Given task:
Quote the entries in full, character for character, without their images.

Dataset records:
**********

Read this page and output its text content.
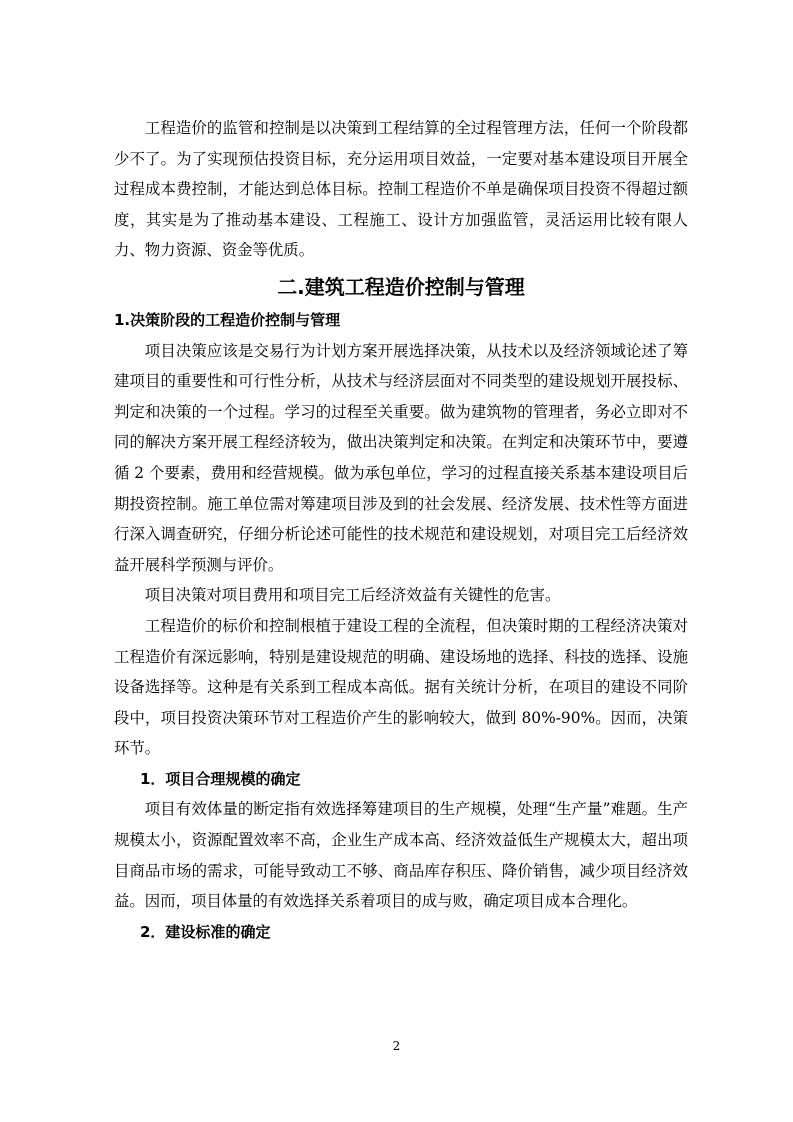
工程造价的监管和控制是以决策到工程结算的全过程管理方法，任何一个阶段都少不了。为了实现预估投资目标，充分运用项目效益，一定要对基本建设项目开展全过程成本费控制，才能达到总体目标。控制工程造价不单是确保项目投资不得超过额度，其实是为了推动基本建设、工程施工、设计方加强监管，灵活运用比较有限人力、物力资源、资金等优质。

二.建筑工程造价控制与管理
1.决策阶段的工程造价控制与管理

项目决策应该是交易行为计划方案开展选择决策，从技术以及经济领域论述了筹建项目的重要性和可行性分析，从技术与经济层面对不同类型的建设规划开展投标、判定和决策的一个过程。学习的过程至关重要。做为建筑物的管理者，务必立即对不同的解决方案开展工程经济较为，做出决策判定和决策。在判定和决策环节中，要遵循 2 个要素，费用和经营规模。做为承包单位，学习的过程直接关系基本建设项目后期投资控制。施工单位需对筹建项目涉及到的社会发展、经济发展、技术性等方面进行深入调查研究，仔细分析论述可能性的技术规范和建设规划，对项目完工后经济效益开展科学预测与评价。

项目决策对项目费用和项目完工后经济效益有关键性的危害。

工程造价的标价和控制根植于建设工程的全流程，但决策时期的工程经济决策对工程造价有深远影响，特别是建设规范的明确、建设场地的选择、科技的选择、设施设备选择等。这种是有关系到工程成本高低。据有关统计分析，在项目的建设不同阶段中，项目投资决策环节对工程造价产生的影响较大，做到 80%-90%。因而，决策环节。

1．项目合理规模的确定

项目有效体量的断定指有效选择筹建项目的生产规模，处理“生产量”难题。生产规模太小，资源配置效率不高，企业生产成本高、经济效益低生产规模太大，超出项目商品市场的需求，可能导致动工不够、商品库存积压、降价销售，减少项目经济效益。因而，项目体量的有效选择关系着项目的成与败，确定项目成本合理化。

2．建设标准的确定
2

**********

Exercise output:
Read this page and output its text content.
工程造价的监管和控制是以决策到工程结算的全过程管理方法，任何一个阶段都少不了。为了实现预估投资目标，充分运用项目效益，一定要对基本建设项目开展全过程成本费控制，才能达到总体目标。控制工程造价不单是确保项目投资不得超过额度，其实是为了推动基本建设、工程施工、设计方加强监管，灵活运用比较有限人力、物力资源、资金等优质。

二.建筑工程造价控制与管理
1.决策阶段的工程造价控制与管理

项目决策应该是交易行为计划方案开展选择决策，从技术以及经济领域论述了筹建项目的重要性和可行性分析，从技术与经济层面对不同类型的建设规划开展投标、判定和决策的一个过程。学习的过程至关重要。做为建筑物的管理者，务必立即对不同的解决方案开展工程经济较为，做出决策判定和决策。在判定和决策环节中，要遵循 2 个要素，费用和经营规模。做为承包单位，学习的过程直接关系基本建设项目后期投资控制。施工单位需对筹建项目涉及到的社会发展、经济发展、技术性等方面进行深入调查研究，仔细分析论述可能性的技术规范和建设规划，对项目完工后经济效益开展科学预测与评价。

项目决策对项目费用和项目完工后经济效益有关键性的危害。

工程造价的标价和控制根植于建设工程的全流程，但决策时期的工程经济决策对工程造价有深远影响，特别是建设规范的明确、建设场地的选择、科技的选择、设施设备选择等。这种是有关系到工程成本高低。据有关统计分析，在项目的建设不同阶段中，项目投资决策环节对工程造价产生的影响较大，做到 80%-90%。因而，决策环节。

1．项目合理规模的确定

项目有效体量的断定指有效选择筹建项目的生产规模，处理“生产量”难题。生产规模太小，资源配置效率不高，企业生产成本高、经济效益低生产规模太大，超出项目商品市场的需求，可能导致动工不够、商品库存积压、降价销售，减少项目经济效益。因而，项目体量的有效选择关系着项目的成与败，确定项目成本合理化。

2．建设标准的确定
2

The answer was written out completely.